*Input records*.
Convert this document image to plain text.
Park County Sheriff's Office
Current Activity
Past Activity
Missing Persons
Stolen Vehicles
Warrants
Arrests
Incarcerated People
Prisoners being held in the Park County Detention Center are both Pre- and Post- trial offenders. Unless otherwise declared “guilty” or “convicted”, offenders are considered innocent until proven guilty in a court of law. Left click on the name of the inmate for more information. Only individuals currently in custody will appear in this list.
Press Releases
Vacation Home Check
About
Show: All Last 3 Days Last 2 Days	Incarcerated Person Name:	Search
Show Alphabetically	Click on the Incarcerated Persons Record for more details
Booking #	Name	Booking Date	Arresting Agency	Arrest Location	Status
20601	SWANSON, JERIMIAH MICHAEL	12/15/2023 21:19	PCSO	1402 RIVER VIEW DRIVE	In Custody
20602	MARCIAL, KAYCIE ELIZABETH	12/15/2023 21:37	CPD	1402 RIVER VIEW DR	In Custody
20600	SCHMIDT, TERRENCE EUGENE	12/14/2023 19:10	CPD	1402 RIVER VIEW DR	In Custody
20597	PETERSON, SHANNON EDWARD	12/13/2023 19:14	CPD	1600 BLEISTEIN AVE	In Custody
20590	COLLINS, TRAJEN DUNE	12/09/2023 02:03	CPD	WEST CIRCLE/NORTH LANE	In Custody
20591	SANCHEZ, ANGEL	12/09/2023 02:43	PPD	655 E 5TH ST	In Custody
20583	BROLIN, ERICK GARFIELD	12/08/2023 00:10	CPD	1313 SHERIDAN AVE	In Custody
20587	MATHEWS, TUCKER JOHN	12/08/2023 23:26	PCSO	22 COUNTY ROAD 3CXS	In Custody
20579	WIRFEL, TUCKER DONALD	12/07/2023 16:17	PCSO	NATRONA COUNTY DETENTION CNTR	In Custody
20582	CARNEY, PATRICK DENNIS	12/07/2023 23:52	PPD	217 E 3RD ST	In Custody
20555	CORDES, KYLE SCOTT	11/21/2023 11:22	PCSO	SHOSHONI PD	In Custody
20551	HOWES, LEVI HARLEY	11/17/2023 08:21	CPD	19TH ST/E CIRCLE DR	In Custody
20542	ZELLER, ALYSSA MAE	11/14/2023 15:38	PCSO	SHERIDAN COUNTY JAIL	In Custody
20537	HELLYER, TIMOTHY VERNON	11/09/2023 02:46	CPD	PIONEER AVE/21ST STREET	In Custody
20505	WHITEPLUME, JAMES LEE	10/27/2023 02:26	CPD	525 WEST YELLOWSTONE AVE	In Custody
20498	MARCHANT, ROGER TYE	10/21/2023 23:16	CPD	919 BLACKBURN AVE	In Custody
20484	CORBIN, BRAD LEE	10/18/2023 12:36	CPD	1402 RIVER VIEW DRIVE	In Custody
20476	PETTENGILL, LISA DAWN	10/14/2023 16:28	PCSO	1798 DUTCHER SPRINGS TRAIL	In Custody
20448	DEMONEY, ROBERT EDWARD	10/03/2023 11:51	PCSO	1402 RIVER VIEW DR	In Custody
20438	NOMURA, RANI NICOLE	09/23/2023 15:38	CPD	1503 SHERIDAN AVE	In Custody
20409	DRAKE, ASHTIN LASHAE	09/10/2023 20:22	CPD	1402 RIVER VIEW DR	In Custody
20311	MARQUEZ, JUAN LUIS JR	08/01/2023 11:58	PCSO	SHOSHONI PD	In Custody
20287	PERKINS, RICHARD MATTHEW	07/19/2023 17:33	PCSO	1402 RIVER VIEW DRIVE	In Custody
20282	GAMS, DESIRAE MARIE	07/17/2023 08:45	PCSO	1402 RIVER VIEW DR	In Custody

*Exercise prompt*. Using the material above, gather every line that includes "more".

*Final result*.
Prisoners being held in the Park County Detention Center are both Pre- and Post- trial offenders. Unless otherwise declared “guilty” or “convicted”, offenders are considered innocent until proven guilty in a court of law. Left click on the name of the inmate for more information. Only individuals currently in custody will appear in this list.
Show Alphabetically	Click on the Incarcerated Persons Record for more details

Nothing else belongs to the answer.